-- start of Task input --
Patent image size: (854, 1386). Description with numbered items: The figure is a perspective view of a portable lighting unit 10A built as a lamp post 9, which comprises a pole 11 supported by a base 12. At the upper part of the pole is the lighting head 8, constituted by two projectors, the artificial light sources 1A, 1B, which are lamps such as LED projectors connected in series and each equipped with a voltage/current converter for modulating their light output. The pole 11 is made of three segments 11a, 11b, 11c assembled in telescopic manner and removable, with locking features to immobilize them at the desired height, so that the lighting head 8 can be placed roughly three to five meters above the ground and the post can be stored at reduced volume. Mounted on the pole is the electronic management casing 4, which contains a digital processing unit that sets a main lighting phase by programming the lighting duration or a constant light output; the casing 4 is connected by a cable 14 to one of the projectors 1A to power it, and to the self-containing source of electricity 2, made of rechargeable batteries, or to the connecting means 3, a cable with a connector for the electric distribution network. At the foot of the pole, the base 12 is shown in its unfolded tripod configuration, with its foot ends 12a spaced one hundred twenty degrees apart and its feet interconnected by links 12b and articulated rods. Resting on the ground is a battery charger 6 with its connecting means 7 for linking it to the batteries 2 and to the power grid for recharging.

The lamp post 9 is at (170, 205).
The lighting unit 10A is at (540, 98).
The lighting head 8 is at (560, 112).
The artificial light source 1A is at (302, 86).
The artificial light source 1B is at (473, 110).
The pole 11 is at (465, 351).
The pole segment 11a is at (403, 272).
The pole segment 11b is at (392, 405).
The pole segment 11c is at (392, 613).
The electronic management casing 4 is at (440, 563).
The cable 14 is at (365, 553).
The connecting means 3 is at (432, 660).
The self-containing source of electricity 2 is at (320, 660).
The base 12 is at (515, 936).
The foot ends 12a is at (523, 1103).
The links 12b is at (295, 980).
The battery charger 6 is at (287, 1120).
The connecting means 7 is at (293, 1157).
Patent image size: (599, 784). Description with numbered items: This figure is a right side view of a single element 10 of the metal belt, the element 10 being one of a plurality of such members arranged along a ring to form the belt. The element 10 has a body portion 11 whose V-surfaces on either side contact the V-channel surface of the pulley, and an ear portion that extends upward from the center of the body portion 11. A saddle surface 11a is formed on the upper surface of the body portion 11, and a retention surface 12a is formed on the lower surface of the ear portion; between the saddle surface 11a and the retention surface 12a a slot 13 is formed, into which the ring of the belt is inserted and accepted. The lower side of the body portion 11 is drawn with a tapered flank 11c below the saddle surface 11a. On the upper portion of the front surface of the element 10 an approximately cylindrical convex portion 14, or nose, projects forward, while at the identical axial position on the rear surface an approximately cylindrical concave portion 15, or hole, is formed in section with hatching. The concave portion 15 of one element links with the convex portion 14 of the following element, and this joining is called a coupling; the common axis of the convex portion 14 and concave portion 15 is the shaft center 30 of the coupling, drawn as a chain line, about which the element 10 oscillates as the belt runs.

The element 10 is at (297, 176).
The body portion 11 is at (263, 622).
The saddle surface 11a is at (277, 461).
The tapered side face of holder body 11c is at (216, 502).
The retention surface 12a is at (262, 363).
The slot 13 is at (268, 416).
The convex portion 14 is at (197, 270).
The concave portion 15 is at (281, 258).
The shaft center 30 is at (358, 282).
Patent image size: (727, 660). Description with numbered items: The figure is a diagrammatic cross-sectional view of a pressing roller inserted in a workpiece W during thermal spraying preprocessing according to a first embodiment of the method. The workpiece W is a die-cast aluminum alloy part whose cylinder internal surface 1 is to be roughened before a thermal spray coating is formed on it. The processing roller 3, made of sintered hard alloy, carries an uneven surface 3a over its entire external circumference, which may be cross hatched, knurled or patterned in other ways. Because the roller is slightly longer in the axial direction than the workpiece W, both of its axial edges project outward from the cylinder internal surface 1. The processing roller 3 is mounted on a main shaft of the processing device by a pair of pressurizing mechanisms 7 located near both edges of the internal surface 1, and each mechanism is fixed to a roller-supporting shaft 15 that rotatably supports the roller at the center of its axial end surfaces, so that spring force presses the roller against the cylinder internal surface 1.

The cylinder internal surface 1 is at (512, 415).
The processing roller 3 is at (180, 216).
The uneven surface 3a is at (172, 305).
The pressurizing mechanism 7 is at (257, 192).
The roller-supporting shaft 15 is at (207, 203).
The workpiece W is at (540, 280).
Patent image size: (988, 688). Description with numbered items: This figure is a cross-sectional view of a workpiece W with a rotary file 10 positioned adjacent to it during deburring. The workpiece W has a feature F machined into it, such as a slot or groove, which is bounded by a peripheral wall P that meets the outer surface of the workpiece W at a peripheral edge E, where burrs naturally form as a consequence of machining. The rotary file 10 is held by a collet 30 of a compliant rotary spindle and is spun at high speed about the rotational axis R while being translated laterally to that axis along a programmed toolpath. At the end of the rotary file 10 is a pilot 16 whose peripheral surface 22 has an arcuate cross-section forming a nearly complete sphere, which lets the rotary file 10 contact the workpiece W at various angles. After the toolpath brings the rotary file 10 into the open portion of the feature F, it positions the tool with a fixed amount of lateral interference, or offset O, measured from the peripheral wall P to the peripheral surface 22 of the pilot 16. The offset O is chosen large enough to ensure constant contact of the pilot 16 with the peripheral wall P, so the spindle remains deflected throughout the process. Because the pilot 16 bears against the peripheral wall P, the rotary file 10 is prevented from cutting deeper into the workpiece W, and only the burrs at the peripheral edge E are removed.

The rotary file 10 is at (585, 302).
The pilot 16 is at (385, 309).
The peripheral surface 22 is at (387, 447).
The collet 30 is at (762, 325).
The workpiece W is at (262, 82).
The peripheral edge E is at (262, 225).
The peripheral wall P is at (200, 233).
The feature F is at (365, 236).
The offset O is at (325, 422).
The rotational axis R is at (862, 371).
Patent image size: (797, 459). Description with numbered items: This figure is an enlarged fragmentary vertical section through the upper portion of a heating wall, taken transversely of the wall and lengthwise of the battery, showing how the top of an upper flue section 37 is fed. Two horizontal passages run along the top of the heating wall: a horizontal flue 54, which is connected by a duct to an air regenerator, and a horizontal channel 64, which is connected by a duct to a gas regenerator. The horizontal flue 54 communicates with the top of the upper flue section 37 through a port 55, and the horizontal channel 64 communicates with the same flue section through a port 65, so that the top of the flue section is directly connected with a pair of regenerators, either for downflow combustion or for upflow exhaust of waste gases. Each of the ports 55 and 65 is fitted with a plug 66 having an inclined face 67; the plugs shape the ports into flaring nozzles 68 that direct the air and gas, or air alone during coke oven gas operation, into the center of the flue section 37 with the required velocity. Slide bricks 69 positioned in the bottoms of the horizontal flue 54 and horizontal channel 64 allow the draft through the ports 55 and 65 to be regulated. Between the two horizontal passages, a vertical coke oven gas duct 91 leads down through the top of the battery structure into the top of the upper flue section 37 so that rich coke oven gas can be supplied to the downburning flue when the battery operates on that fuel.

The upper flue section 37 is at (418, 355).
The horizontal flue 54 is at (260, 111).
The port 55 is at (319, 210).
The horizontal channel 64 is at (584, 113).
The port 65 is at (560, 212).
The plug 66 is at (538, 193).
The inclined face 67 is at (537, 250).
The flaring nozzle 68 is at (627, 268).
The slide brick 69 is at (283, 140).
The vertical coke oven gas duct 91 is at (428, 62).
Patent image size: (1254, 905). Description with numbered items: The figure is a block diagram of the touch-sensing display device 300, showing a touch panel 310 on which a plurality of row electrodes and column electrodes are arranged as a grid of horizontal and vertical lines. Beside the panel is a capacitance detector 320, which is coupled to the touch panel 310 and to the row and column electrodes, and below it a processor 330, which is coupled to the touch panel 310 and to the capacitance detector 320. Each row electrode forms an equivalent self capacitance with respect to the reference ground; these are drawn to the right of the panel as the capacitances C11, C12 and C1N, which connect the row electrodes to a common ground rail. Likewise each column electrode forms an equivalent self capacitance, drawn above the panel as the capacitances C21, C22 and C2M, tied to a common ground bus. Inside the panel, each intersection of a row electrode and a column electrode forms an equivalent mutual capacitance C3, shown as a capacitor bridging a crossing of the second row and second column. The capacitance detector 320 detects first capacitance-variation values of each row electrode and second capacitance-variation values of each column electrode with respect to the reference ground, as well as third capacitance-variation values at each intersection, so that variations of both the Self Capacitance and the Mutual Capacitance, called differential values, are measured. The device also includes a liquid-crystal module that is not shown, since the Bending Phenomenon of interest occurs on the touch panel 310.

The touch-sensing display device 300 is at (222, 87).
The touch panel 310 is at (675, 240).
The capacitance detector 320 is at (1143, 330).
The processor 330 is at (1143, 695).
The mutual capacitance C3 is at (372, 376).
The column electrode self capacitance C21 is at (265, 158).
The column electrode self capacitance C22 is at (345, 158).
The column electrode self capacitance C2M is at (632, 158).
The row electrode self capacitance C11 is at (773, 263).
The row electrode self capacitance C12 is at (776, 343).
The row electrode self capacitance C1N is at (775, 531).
-- end of Task input --
▶ _What is needed_
Switch "diagrammatic" to "schematic" in the entries that begin at the line containing "Patent image size: (727, 660)." and end after the line containing "The workpiece W is at (540, 280).". Give only those lines, with everything else unchanged.

▶ _Written answer_
Patent image size: (727, 660). Description with numbered items: The figure is a schematic cross-sectional view of a pressing roller inserted in a workpiece W during thermal spraying preprocessing according to a first embodiment of the method. The workpiece W is a die-cast aluminum alloy part whose cylinder internal surface 1 is to be roughened before a thermal spray coating is formed on it. The processing roller 3, made of sintered hard alloy, carries an uneven surface 3a over its entire external circumference, which may be cross hatched, knurled or patterned in other ways. Because the roller is slightly longer in the axial direction than the workpiece W, both of its axial edges project outward from the cylinder internal surface 1. The processing roller 3 is mounted on a main shaft of the processing device by a pair of pressurizing mechanisms 7 located near both edges of the internal surface 1, and each mechanism is fixed to a roller-supporting shaft 15 that rotatably supports the roller at the center of its axial end surfaces, so that spring force presses the roller against the cylinder internal surface 1.

The cylinder internal surface 1 is at (512, 415).
The processing roller 3 is at (180, 216).
The uneven surface 3a is at (172, 305).
The pressurizing mechanism 7 is at (257, 192).
The roller-supporting shaft 15 is at (207, 203).
The workpiece W is at (540, 280).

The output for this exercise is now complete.